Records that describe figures
"""

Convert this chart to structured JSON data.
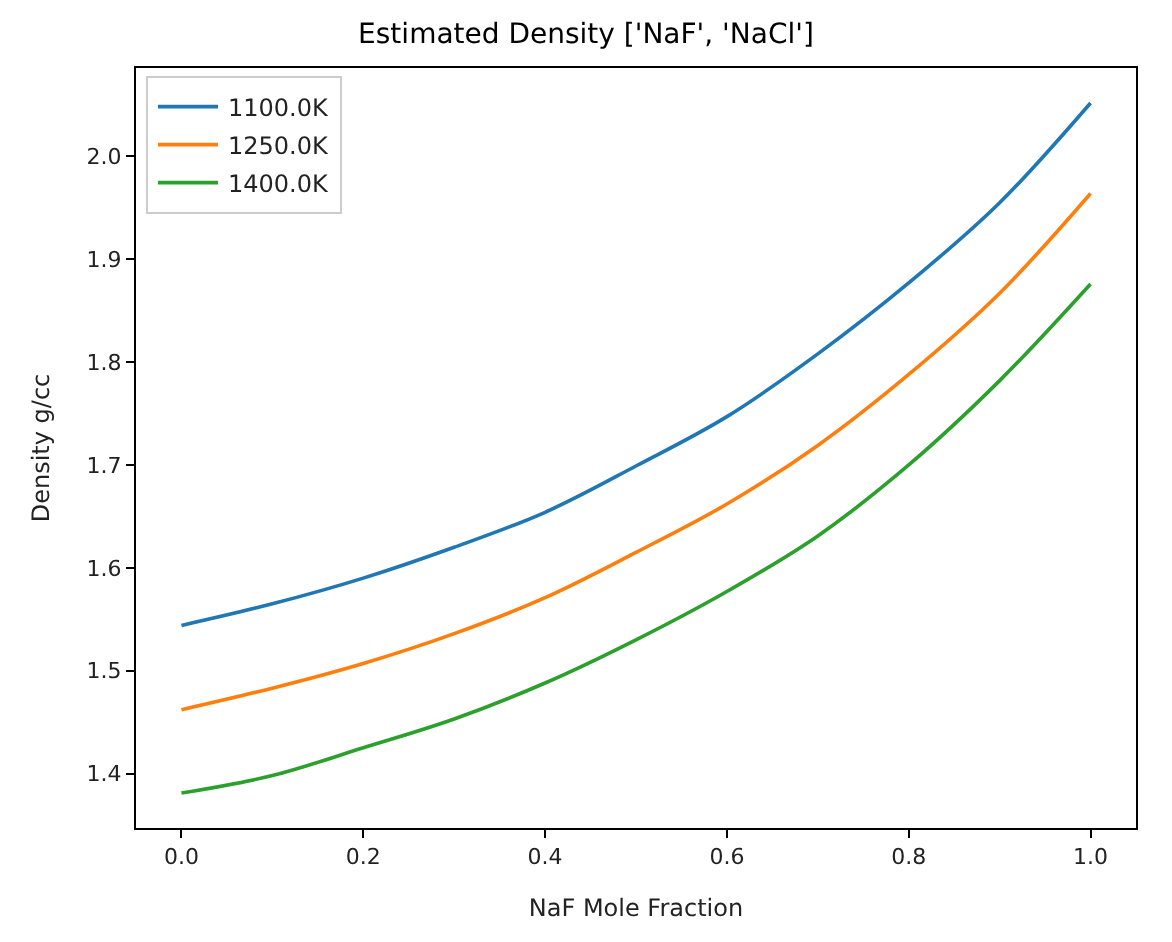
{
  "chart_data": {
    "type": "line",
    "title": "Estimated Density ['NaF', 'NaCl']",
    "xlabel": "NaF Mole Fraction",
    "ylabel": "Density g/cc",
    "x": [
      0,
      0.1,
      0.2,
      0.3,
      0.4,
      0.5,
      0.6,
      0.7,
      0.8,
      0.9,
      1.0
    ],
    "series": [
      {
        "name": "1100.0K",
        "color": "#1f77b4",
        "values": [
          1.544,
          1.565,
          1.59,
          1.62,
          1.654,
          1.699,
          1.747,
          1.808,
          1.877,
          1.955,
          2.052
        ]
      },
      {
        "name": "1250.0K",
        "color": "#ff7f0e",
        "values": [
          1.462,
          1.483,
          1.507,
          1.536,
          1.571,
          1.615,
          1.662,
          1.719,
          1.788,
          1.867,
          1.964
        ]
      },
      {
        "name": "1400.0K",
        "color": "#2ca02c",
        "values": [
          1.381,
          1.398,
          1.425,
          1.453,
          1.488,
          1.53,
          1.577,
          1.631,
          1.7,
          1.782,
          1.876
        ]
      }
    ],
    "xlim": [
      -0.05,
      1.05
    ],
    "xticks": [
      {
        "value": 0,
        "label": "0.0"
      },
      0.2,
      0.4,
      0.6,
      0.8,
      {
        "value": 1,
        "label": "1.0"
      }
    ],
    "ylim": [
      1.347,
      2.086
    ],
    "yticks": [
      1.4,
      1.5,
      1.6,
      1.7,
      1.8,
      1.9,
      {
        "value": 2,
        "label": "2.0"
      }
    ],
    "legend": "top left",
    "marker": "none",
    "line_style": "solid"
  }
}
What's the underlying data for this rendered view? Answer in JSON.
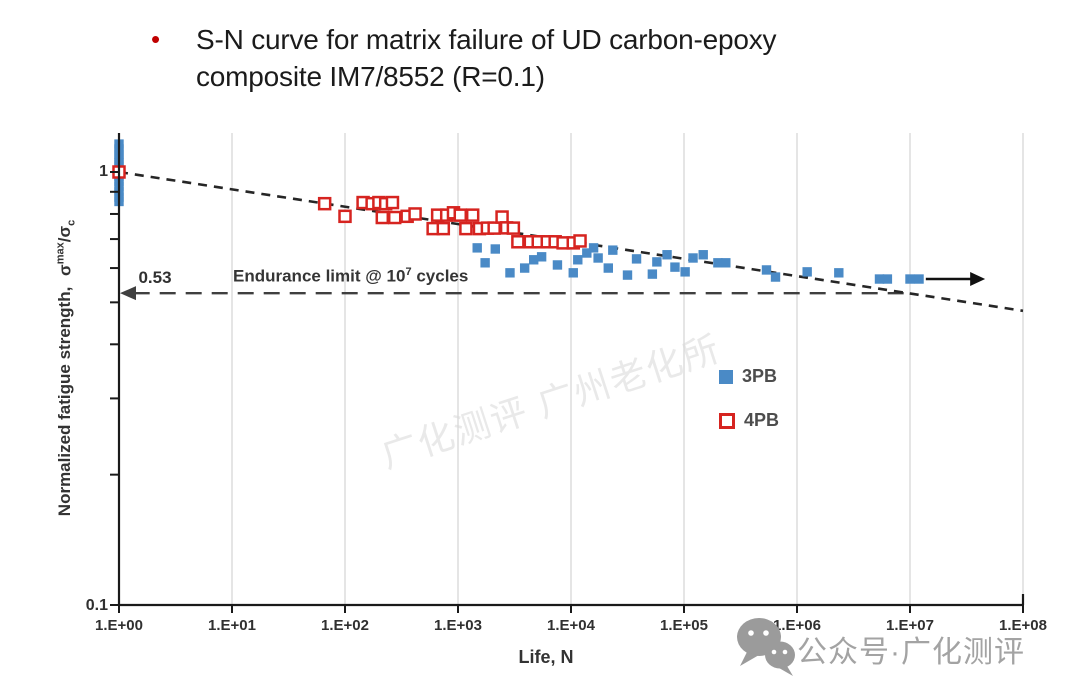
{
  "slide": {
    "bullet_glyph": "•",
    "accent_color": "#c00000",
    "title_lines": [
      "S-N curve for matrix failure of UD carbon-epoxy",
      "composite IM7/8552 (R=0.1)"
    ]
  },
  "chart_data": {
    "type": "scatter",
    "x_axis": {
      "label": "Life, N",
      "scale": "log10",
      "tick_labels": [
        "1.E+00",
        "1.E+01",
        "1.E+02",
        "1.E+03",
        "1.E+04",
        "1.E+05",
        "1.E+06",
        "1.E+07",
        "1.E+08"
      ],
      "tick_log10_values": [
        0,
        1,
        2,
        3,
        4,
        5,
        6,
        7,
        8
      ],
      "range_log10": [
        0,
        8
      ]
    },
    "y_axis": {
      "label_text": "Normalized fatigue strength,",
      "label_sigma": "σ",
      "label_sup": "max",
      "label_slash_sigma": "/σ",
      "label_sub": "c",
      "scale": "log10",
      "tick_labels": [
        "1",
        "0.1"
      ],
      "tick_values": [
        1,
        0.1
      ],
      "minor_tick_values": [
        0.9,
        0.8,
        0.7,
        0.6,
        0.5,
        0.4,
        0.3,
        0.2
      ],
      "range": [
        0.1,
        1.23
      ],
      "grid": "vertical-only"
    },
    "gridlines_log10N": [
      1,
      2,
      3,
      4,
      5,
      6,
      7,
      8
    ],
    "series": [
      {
        "name": "3PB",
        "marker": "filled-square",
        "color": "#4a8ac6",
        "points_log10N_sigma": [
          [
            0,
            1.16
          ],
          [
            0,
            1.13
          ],
          [
            0,
            1.1
          ],
          [
            0,
            1.075
          ],
          [
            0,
            1.05
          ],
          [
            0,
            1.025
          ],
          [
            0,
            1.0
          ],
          [
            0,
            0.975
          ],
          [
            0,
            0.95
          ],
          [
            0,
            0.925
          ],
          [
            0,
            0.9
          ],
          [
            0,
            0.875
          ],
          [
            0,
            0.855
          ],
          [
            3.17,
            0.668
          ],
          [
            3.24,
            0.617
          ],
          [
            3.33,
            0.664
          ],
          [
            3.46,
            0.585
          ],
          [
            3.59,
            0.6
          ],
          [
            3.67,
            0.627
          ],
          [
            3.74,
            0.637
          ],
          [
            3.88,
            0.61
          ],
          [
            4.02,
            0.585
          ],
          [
            4.06,
            0.627
          ],
          [
            4.14,
            0.65
          ],
          [
            4.2,
            0.668
          ],
          [
            4.24,
            0.633
          ],
          [
            4.33,
            0.6
          ],
          [
            4.37,
            0.66
          ],
          [
            4.5,
            0.578
          ],
          [
            4.58,
            0.63
          ],
          [
            4.72,
            0.581
          ],
          [
            4.76,
            0.62
          ],
          [
            4.85,
            0.644
          ],
          [
            4.92,
            0.603
          ],
          [
            5.01,
            0.588
          ],
          [
            5.08,
            0.633
          ],
          [
            5.17,
            0.644
          ],
          [
            5.3,
            0.617
          ],
          [
            5.37,
            0.617
          ],
          [
            5.73,
            0.594
          ],
          [
            5.81,
            0.572
          ],
          [
            6.09,
            0.588
          ],
          [
            6.37,
            0.585
          ],
          [
            6.73,
            0.566
          ],
          [
            6.8,
            0.566
          ],
          [
            7.0,
            0.566
          ],
          [
            7.08,
            0.566
          ]
        ]
      },
      {
        "name": "4PB",
        "marker": "open-square",
        "color": "#d62420",
        "points_log10N_sigma": [
          [
            0,
            1.0
          ],
          [
            1.82,
            0.845
          ],
          [
            2.0,
            0.79
          ],
          [
            2.16,
            0.85
          ],
          [
            2.24,
            0.845
          ],
          [
            2.3,
            0.85
          ],
          [
            2.36,
            0.845
          ],
          [
            2.42,
            0.85
          ],
          [
            2.33,
            0.785
          ],
          [
            2.44,
            0.785
          ],
          [
            2.55,
            0.79
          ],
          [
            2.62,
            0.8
          ],
          [
            2.78,
            0.74
          ],
          [
            2.82,
            0.795
          ],
          [
            2.87,
            0.74
          ],
          [
            2.9,
            0.795
          ],
          [
            2.96,
            0.805
          ],
          [
            3.02,
            0.795
          ],
          [
            3.07,
            0.74
          ],
          [
            3.13,
            0.795
          ],
          [
            3.19,
            0.74
          ],
          [
            3.26,
            0.742
          ],
          [
            3.32,
            0.742
          ],
          [
            3.39,
            0.787
          ],
          [
            3.43,
            0.743
          ],
          [
            3.49,
            0.742
          ],
          [
            3.53,
            0.69
          ],
          [
            3.64,
            0.69
          ],
          [
            3.71,
            0.69
          ],
          [
            3.79,
            0.69
          ],
          [
            3.86,
            0.69
          ],
          [
            3.93,
            0.686
          ],
          [
            4.02,
            0.686
          ],
          [
            4.08,
            0.693
          ]
        ]
      }
    ],
    "fit_line": {
      "style": "dashed",
      "from_log10N_sigma": [
        0,
        1.0
      ],
      "to_log10N_sigma": [
        8,
        0.478
      ]
    },
    "endurance_limit": {
      "value_label": "0.53",
      "sigma": 0.525,
      "line_span_log10N": [
        0.13,
        6.98
      ],
      "annotation_prefix": "Endurance limit @ 10",
      "annotation_sup": "7",
      "annotation_suffix": "cycles"
    },
    "runout_arrow": {
      "sigma": 0.566,
      "from_log10N": 7.14,
      "to_log10N": 7.55
    },
    "legend_position": "center-right"
  },
  "watermarks": {
    "diagonal_text": "广化测评 广州老化所",
    "footer_text": "公众号·广化测评",
    "footer_icon": "wechat-icon"
  }
}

"""

* DIRECTIONS: Copy the entries exactly. Leave out the images.

* SOLUTION FOR THIS TASK:
Convert this chart to structured JSON data.
{
  "chart_data": {
    "type": "line",
    "title": "Estimated Density ['NaF', 'NaCl']",
    "xlabel": "NaF Mole Fraction",
    "ylabel": "Density g/cc",
    "x": [
      0,
      0.1,
      0.2,
      0.3,
      0.4,
      0.5,
      0.6,
      0.7,
      0.8,
      0.9,
      1.0
    ],
    "series": [
      {
        "name": "1100.0K",
        "color": "#1f77b4",
        "values": [
          1.544,
          1.565,
          1.59,
          1.62,
          1.654,
          1.699,
          1.747,
          1.808,
          1.877,
          1.955,
          2.052
        ]
      },
      {
        "name": "1250.0K",
        "color": "#ff7f0e",
        "values": [
          1.462,
          1.483,
          1.507,
          1.536,
          1.571,
          1.615,
          1.662,
          1.719,
          1.788,
          1.867,
          1.964
        ]
      },
      {
        "name": "1400.0K",
        "color": "#2ca02c",
        "values": [
          1.381,
          1.398,
          1.425,
          1.453,
          1.488,
          1.53,
          1.577,
          1.631,
          1.7,
          1.782,
          1.876
        ]
      }
    ],
    "xlim": [
      -0.05,
      1.05
    ],
    "xticks": [
      {
        "value": 0,
        "label": "0.0"
      },
      0.2,
      0.4,
      0.6,
      0.8,
      {
        "value": 1,
        "label": "1.0"
      }
    ],
    "ylim": [
      1.347,
      2.086
    ],
    "yticks": [
      1.4,
      1.5,
      1.6,
      1.7,
      1.8,
      1.9,
      {
        "value": 2,
        "label": "2.0"
      }
    ],
    "legend": "top left",
    "marker": "none",
    "line_style": "solid"
  }
}
What's the underlying data for this rendered view? Answer in JSON.
{
  "slide": {
    "bullet_glyph": "•",
    "accent_color": "#c00000",
    "title_lines": [
      "S-N curve for matrix failure of UD carbon-epoxy",
      "composite IM7/8552 (R=0.1)"
    ]
  },
  "chart_data": {
    "type": "scatter",
    "x_axis": {
      "label": "Life, N",
      "scale": "log10",
      "tick_labels": [
        "1.E+00",
        "1.E+01",
        "1.E+02",
        "1.E+03",
        "1.E+04",
        "1.E+05",
        "1.E+06",
        "1.E+07",
        "1.E+08"
      ],
      "tick_log10_values": [
        0,
        1,
        2,
        3,
        4,
        5,
        6,
        7,
        8
      ],
      "range_log10": [
        0,
        8
      ]
    },
    "y_axis": {
      "label_text": "Normalized fatigue strength,",
      "label_sigma": "σ",
      "label_sup": "max",
      "label_slash_sigma": "/σ",
      "label_sub": "c",
      "scale": "log10",
      "tick_labels": [
        "1",
        "0.1"
      ],
      "tick_values": [
        1,
        0.1
      ],
      "minor_tick_values": [
        0.9,
        0.8,
        0.7,
        0.6,
        0.5,
        0.4,
        0.3,
        0.2
      ],
      "range": [
        0.1,
        1.23
      ],
      "grid": "vertical-only"
    },
    "gridlines_log10N": [
      1,
      2,
      3,
      4,
      5,
      6,
      7,
      8
    ],
    "series": [
      {
        "name": "3PB",
        "marker": "filled-square",
        "color": "#4a8ac6",
        "points_log10N_sigma": [
          [
            0,
            1.16
          ],
          [
            0,
            1.13
          ],
          [
            0,
            1.1
          ],
          [
            0,
            1.075
          ],
          [
            0,
            1.05
          ],
          [
            0,
            1.025
          ],
          [
            0,
            1.0
          ],
          [
            0,
            0.975
          ],
          [
            0,
            0.95
          ],
          [
            0,
            0.925
          ],
          [
            0,
            0.9
          ],
          [
            0,
            0.875
          ],
          [
            0,
            0.855
          ],
          [
            3.17,
            0.668
          ],
          [
            3.24,
            0.617
          ],
          [
            3.33,
            0.664
          ],
          [
            3.46,
            0.585
          ],
          [
            3.59,
            0.6
          ],
          [
            3.67,
            0.627
          ],
          [
            3.74,
            0.637
          ],
          [
            3.88,
            0.61
          ],
          [
            4.02,
            0.585
          ],
          [
            4.06,
            0.627
          ],
          [
            4.14,
            0.65
          ],
          [
            4.2,
            0.668
          ],
          [
            4.24,
            0.633
          ],
          [
            4.33,
            0.6
          ],
          [
            4.37,
            0.66
          ],
          [
            4.5,
            0.578
          ],
          [
            4.58,
            0.63
          ],
          [
            4.72,
            0.581
          ],
          [
            4.76,
            0.62
          ],
          [
            4.85,
            0.644
          ],
          [
            4.92,
            0.603
          ],
          [
            5.01,
            0.588
          ],
          [
            5.08,
            0.633
          ],
          [
            5.17,
            0.644
          ],
          [
            5.3,
            0.617
          ],
          [
            5.37,
            0.617
          ],
          [
            5.73,
            0.594
          ],
          [
            5.81,
            0.572
          ],
          [
            6.09,
            0.588
          ],
          [
            6.37,
            0.585
          ],
          [
            6.73,
            0.566
          ],
          [
            6.8,
            0.566
          ],
          [
            7.0,
            0.566
          ],
          [
            7.08,
            0.566
          ]
        ]
      },
      {
        "name": "4PB",
        "marker": "open-square",
        "color": "#d62420",
        "points_log10N_sigma": [
          [
            0,
            1.0
          ],
          [
            1.82,
            0.845
          ],
          [
            2.0,
            0.79
          ],
          [
            2.16,
            0.85
          ],
          [
            2.24,
            0.845
          ],
          [
            2.3,
            0.85
          ],
          [
            2.36,
            0.845
          ],
          [
            2.42,
            0.85
          ],
          [
            2.33,
            0.785
          ],
          [
            2.44,
            0.785
          ],
          [
            2.55,
            0.79
          ],
          [
            2.62,
            0.8
          ],
          [
            2.78,
            0.74
          ],
          [
            2.82,
            0.795
          ],
          [
            2.87,
            0.74
          ],
          [
            2.9,
            0.795
          ],
          [
            2.96,
            0.805
          ],
          [
            3.02,
            0.795
          ],
          [
            3.07,
            0.74
          ],
          [
            3.13,
            0.795
          ],
          [
            3.19,
            0.74
          ],
          [
            3.26,
            0.742
          ],
          [
            3.32,
            0.742
          ],
          [
            3.39,
            0.787
          ],
          [
            3.43,
            0.743
          ],
          [
            3.49,
            0.742
          ],
          [
            3.53,
            0.69
          ],
          [
            3.64,
            0.69
          ],
          [
            3.71,
            0.69
          ],
          [
            3.79,
            0.69
          ],
          [
            3.86,
            0.69
          ],
          [
            3.93,
            0.686
          ],
          [
            4.02,
            0.686
          ],
          [
            4.08,
            0.693
          ]
        ]
      }
    ],
    "fit_line": {
      "style": "dashed",
      "from_log10N_sigma": [
        0,
        1.0
      ],
      "to_log10N_sigma": [
        8,
        0.478
      ]
    },
    "endurance_limit": {
      "value_label": "0.53",
      "sigma": 0.525,
      "line_span_log10N": [
        0.13,
        6.98
      ],
      "annotation_prefix": "Endurance limit @ 10",
      "annotation_sup": "7",
      "annotation_suffix": "cycles"
    },
    "runout_arrow": {
      "sigma": 0.566,
      "from_log10N": 7.14,
      "to_log10N": 7.55
    },
    "legend_position": "center-right"
  },
  "watermarks": {
    "diagonal_text": "广化测评 广州老化所",
    "footer_text": "公众号·广化测评",
    "footer_icon": "wechat-icon"
  }
}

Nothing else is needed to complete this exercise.